** BEGIN SOURCE EXCERPT **

At the time this article was written Shirley Dysart was Speaker of the New Brunswick Legislative Assembly

Delegates to the 1993 Commonwealth Women Parliamentarians Group (CWPG) in Cyprus noted that half the sessions at the Small Countries Conference were chaired by women and that women played significant roles as panelists, secretaries and rapporteurs at the Plenary Conference. At the same time, they recognized a glaring deficiency of female representation at CPA conferences and seminars and expressed concern about the status of the CWPG at Plenary Conferences and the general lack of Association support for women parliamentarians. CWGP Members unanimously agreed the Executive Committee constitute a task force to investigate barriers to women's participation in Parliament and in the CPA which would consist of the three women parliamentarians on the executive committee who would report through the CWPG to the 1994 General Assembly. Named to the Task Force were Shirley Dysart, then Speaker of the Legislative Assembly of New Brunswick; Beryl A. Evans, MLC, Australia; and Winnifred Nyiva Kitili Mwendwa, MP, Kenya. This article looks at the problems and prospects for women's participation in CPA and in Parliaments generally.

What is missing from every official photograph of delegates at annual Commonwealth Parliamentary Conferences? The answer, of course is a significant number of women delegates! Current political and constitutional arrangements everywhere assume that the masculine majority in office can – and does – speak adequately for women. The national interest is identified and articulated overwhelmingly by men. What men perceive as important assumes women's tacit approval and agreement. The interests of both genders are assumed to be identical. Many women and many men disagree. The fact is that a world managed by men has a lot to answer for when they have managed to transform the traditional food producers of Africa, namely women, into the saddest victims of famine and shortages.1

Women comprise more than half the world's population, yet in the majority of the world's democratic countries where universal suffrage is and has been in place for decades, democracy is not, in fact, completely at work. Except in rare instances, the laws of the land are drafted, formulated, debated, passed and implemented by men.

** END SOURCE EXCERPT **

GIVEN INSTRUCTION 1 — According to the passage on women parliamentarians, at which conference were half the sessions chaired by women?

** BEGIN SUPPLIED ENTRIES **

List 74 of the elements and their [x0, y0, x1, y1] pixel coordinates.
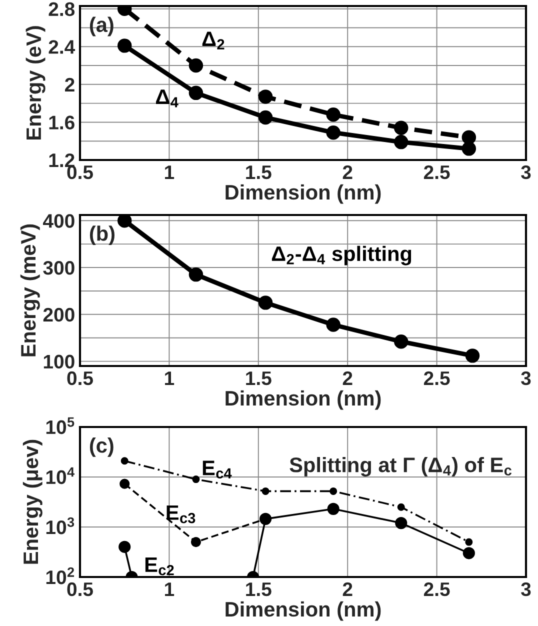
point [465, 538, 473, 546]
x-axis-title: Dimension (nm) [226, 184, 381, 204]
point [397, 503, 405, 511]
point [262, 487, 270, 495]
point [258, 110, 273, 125]
y-tick-label: 100 [44, 354, 74, 369]
x-tick-label: 2 [342, 165, 352, 179]
x-tick-label: 2.5 [424, 371, 450, 386]
x-tick-label: 3 [521, 582, 531, 596]
point [258, 296, 273, 310]
point [327, 502, 340, 515]
point [188, 267, 204, 282]
x-tick-label: 2 [342, 371, 352, 385]
y-axis-title: Energy (eV) [26, 26, 46, 140]
x-tick-label: 0.5 [67, 165, 93, 180]
annotation: (c) [90, 438, 114, 457]
y-tick-label: 10$^{4}$ [46, 467, 74, 484]
series-label: Δ$_{2}$-Δ$_{4}$ splitting [272, 246, 412, 266]
point [117, 215, 132, 228]
annotation: (b) [90, 226, 114, 245]
x-tick-label: 2.5 [424, 165, 450, 180]
series-label: Δ$_{4}$ [156, 90, 178, 108]
y-tick-label: 2.4 [48, 40, 76, 54]
point [188, 86, 204, 100]
y-tick-label: 10$^{3}$ [46, 517, 74, 534]
annotation: Splitting at Γ (Δ$_{4}$) of E$_{c}$ [290, 457, 512, 477]
point [394, 120, 408, 135]
point [120, 478, 130, 489]
point [190, 537, 201, 548]
x-tick-label: 1 [165, 582, 174, 596]
point [395, 516, 408, 530]
series-label: E$_{c4}$ [202, 460, 232, 479]
x-tick-label: 2.5 [424, 582, 450, 596]
x-axis-title: Dimension (nm) [226, 601, 381, 621]
annotation: (a) [90, 16, 114, 36]
point [258, 90, 273, 104]
x-tick-label: 3 [521, 165, 531, 180]
point [394, 334, 408, 349]
y-tick-label: 300 [43, 260, 74, 275]
point [465, 348, 480, 363]
point [394, 134, 408, 150]
point [192, 476, 200, 484]
y-axis-title: Energy (meV) [20, 224, 40, 356]
x-tick-label: 1 [165, 372, 174, 385]
y-tick-label: 10$^{5}$ [46, 417, 74, 434]
y-tick-label: 400 [42, 214, 74, 228]
x-tick-label: 1.5 [246, 166, 272, 180]
point [188, 58, 204, 73]
y-tick-label: 1.6 [49, 116, 74, 130]
x-tick-label: 3 [521, 371, 531, 386]
point [330, 487, 338, 495]
x-tick-label: 1.5 [246, 372, 272, 386]
x-tick-label: 0.5 [67, 582, 93, 596]
x-axis-title: Dimension (nm) [226, 390, 381, 410]
y-tick-label: 2 [65, 78, 74, 92]
point [118, 540, 131, 553]
y-tick-label: 1.2 [49, 153, 74, 168]
series-label: E$_{c3}$ [166, 505, 196, 524]
y-tick-label: 200 [43, 308, 74, 322]
x-tick-label: 0.5 [67, 371, 93, 386]
x-tick-label: 2 [342, 582, 352, 596]
point [462, 130, 476, 144]
point [326, 108, 340, 122]
y-axis-title: Energy (μev) [22, 440, 42, 564]
point [326, 125, 340, 140]
point [117, 38, 132, 53]
point [462, 547, 475, 560]
y-tick-label: 2.8 [48, 2, 75, 16]
x-tick-label: 1.5 [246, 582, 272, 596]
series-label: E$_{c2}$ [145, 558, 174, 576]
point [120, 457, 128, 465]
x-tick-label: 1 [165, 166, 174, 179]
series-label: Δ$_{2}$ [202, 32, 224, 50]
point [326, 318, 340, 332]
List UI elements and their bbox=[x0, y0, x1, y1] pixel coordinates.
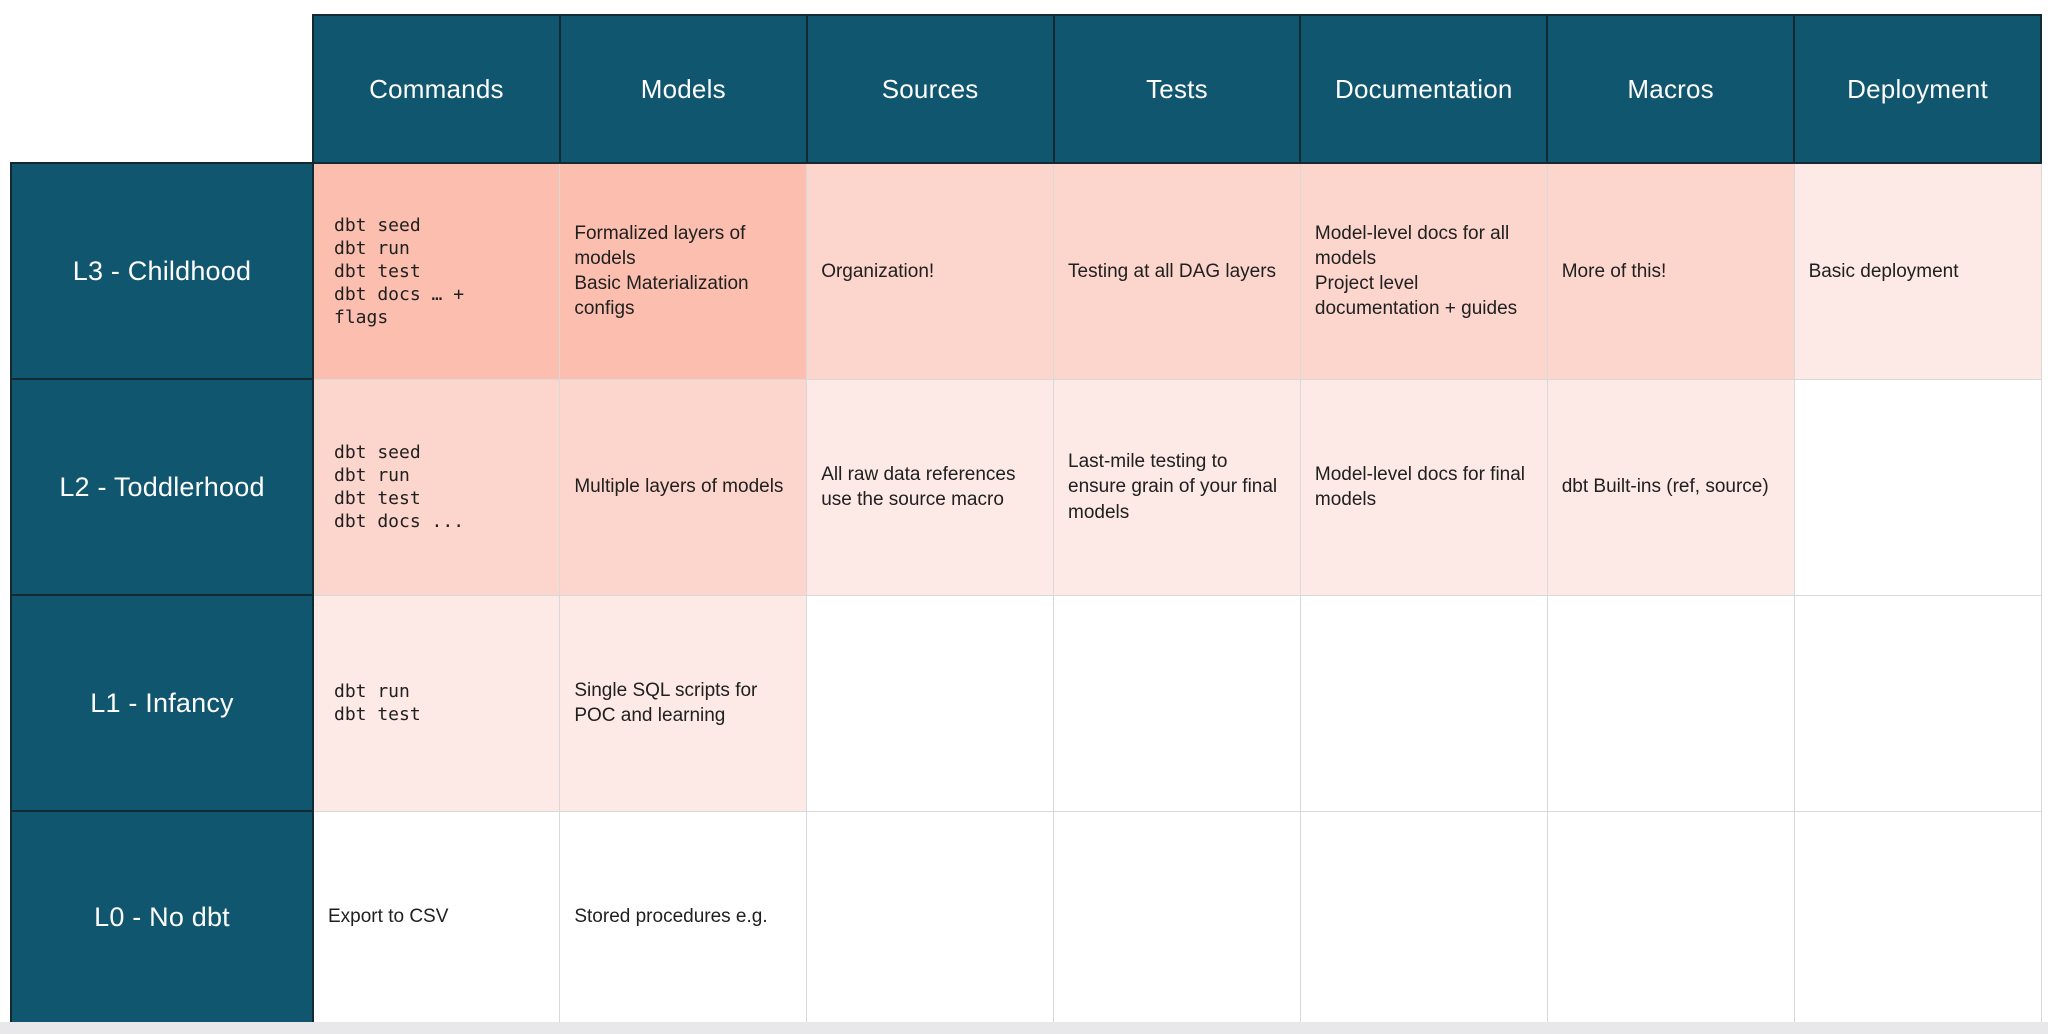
cell-l1-commands: dbt run dbt test bbox=[312, 594, 561, 812]
row-header-l2-toddlerhood: L2 - Toddlerhood bbox=[10, 378, 314, 596]
cell-l1-sources bbox=[806, 594, 1055, 812]
column-header-macros: Macros bbox=[1546, 14, 1796, 164]
cell-l1-documentation bbox=[1299, 594, 1548, 812]
cell-l2-macros: dbt Built-ins (ref, source) bbox=[1546, 378, 1795, 596]
cell-l1-tests bbox=[1053, 594, 1301, 812]
column-header-commands: Commands bbox=[312, 14, 561, 164]
cell-l0-tests bbox=[1053, 810, 1301, 1024]
column-header-documentation: Documentation bbox=[1299, 14, 1549, 164]
column-header-tests: Tests bbox=[1052, 14, 1302, 164]
corner-cell bbox=[11, 15, 313, 163]
cell-l2-tests: Last-mile testing to ensure grain of you… bbox=[1053, 378, 1301, 596]
cell-l2-deployment bbox=[1793, 378, 2042, 596]
cell-l1-macros bbox=[1546, 594, 1795, 812]
row-l0-no-dbt: L0 - No dbt Export to CSV Stored procedu… bbox=[10, 810, 2042, 1024]
cell-l2-commands: dbt seed dbt run dbt test dbt docs ... bbox=[312, 378, 561, 596]
cell-l0-models: Stored procedures e.g. bbox=[559, 810, 808, 1024]
cell-l3-macros: More of this! bbox=[1546, 162, 1795, 380]
cell-l3-documentation: Model-level docs for all models Project … bbox=[1299, 162, 1548, 380]
column-header-row: Commands Models Sources Tests Documentat… bbox=[11, 14, 2042, 164]
cell-l0-macros bbox=[1546, 810, 1795, 1024]
cell-l2-documentation: Model-level docs for final models bbox=[1299, 378, 1548, 596]
column-header-models: Models bbox=[558, 14, 808, 164]
cell-l0-documentation bbox=[1299, 810, 1548, 1024]
cell-l0-deployment bbox=[1793, 810, 2042, 1024]
column-header-sources: Sources bbox=[805, 14, 1055, 164]
cell-l0-sources bbox=[806, 810, 1055, 1024]
cell-l3-commands: dbt seed dbt run dbt test dbt docs … + f… bbox=[312, 162, 561, 380]
row-header-l3-childhood: L3 - Childhood bbox=[10, 162, 314, 380]
cell-l2-sources: All raw data references use the source m… bbox=[806, 378, 1055, 596]
cell-l1-models: Single SQL scripts for POC and learning bbox=[559, 594, 808, 812]
row-header-l1-infancy: L1 - Infancy bbox=[10, 594, 314, 812]
row-l1-infancy: L1 - Infancy dbt run dbt test Single SQL… bbox=[10, 594, 2042, 812]
cell-l0-commands: Export to CSV bbox=[312, 810, 561, 1024]
cell-l2-models: Multiple layers of models bbox=[559, 378, 808, 596]
cell-l3-tests: Testing at all DAG layers bbox=[1053, 162, 1301, 380]
column-header-deployment: Deployment bbox=[1793, 14, 2042, 164]
cell-l3-sources: Organization! bbox=[806, 162, 1055, 380]
bottom-edge-strip bbox=[0, 1022, 2048, 1034]
row-header-l0-no-dbt: L0 - No dbt bbox=[10, 810, 314, 1024]
cell-l3-models: Formalized layers of models Basic Materi… bbox=[559, 162, 808, 380]
maturity-matrix-table: Commands Models Sources Tests Documentat… bbox=[10, 14, 2042, 1024]
row-l2-toddlerhood: L2 - Toddlerhood dbt seed dbt run dbt te… bbox=[10, 378, 2042, 596]
cell-l1-deployment bbox=[1793, 594, 2042, 812]
row-l3-childhood: L3 - Childhood dbt seed dbt run dbt test… bbox=[10, 162, 2042, 380]
cell-l3-deployment: Basic deployment bbox=[1793, 162, 2042, 380]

** END SUPPLIED ENTRIES **

GIVEN INSTRUCTION 2 — In the records, write out the stretch from the line containing "point [465, 538, 473, 546]" through the line containing "point [188, 267, 204, 282]", keeping every line exactly as it appears.

CORRECT RESPONSE 1 — The Small Countries Conference

CORRECT RESPONSE 2 —
point [465, 538, 473, 546]
x-axis-title: Dimension (nm) [226, 184, 381, 204]
point [397, 503, 405, 511]
point [262, 487, 270, 495]
point [258, 110, 273, 125]
y-tick-label: 100 [44, 354, 74, 369]
x-tick-label: 2 [342, 165, 352, 179]
x-tick-label: 2.5 [424, 371, 450, 386]
x-tick-label: 3 [521, 582, 531, 596]
point [258, 296, 273, 310]
point [327, 502, 340, 515]
point [188, 267, 204, 282]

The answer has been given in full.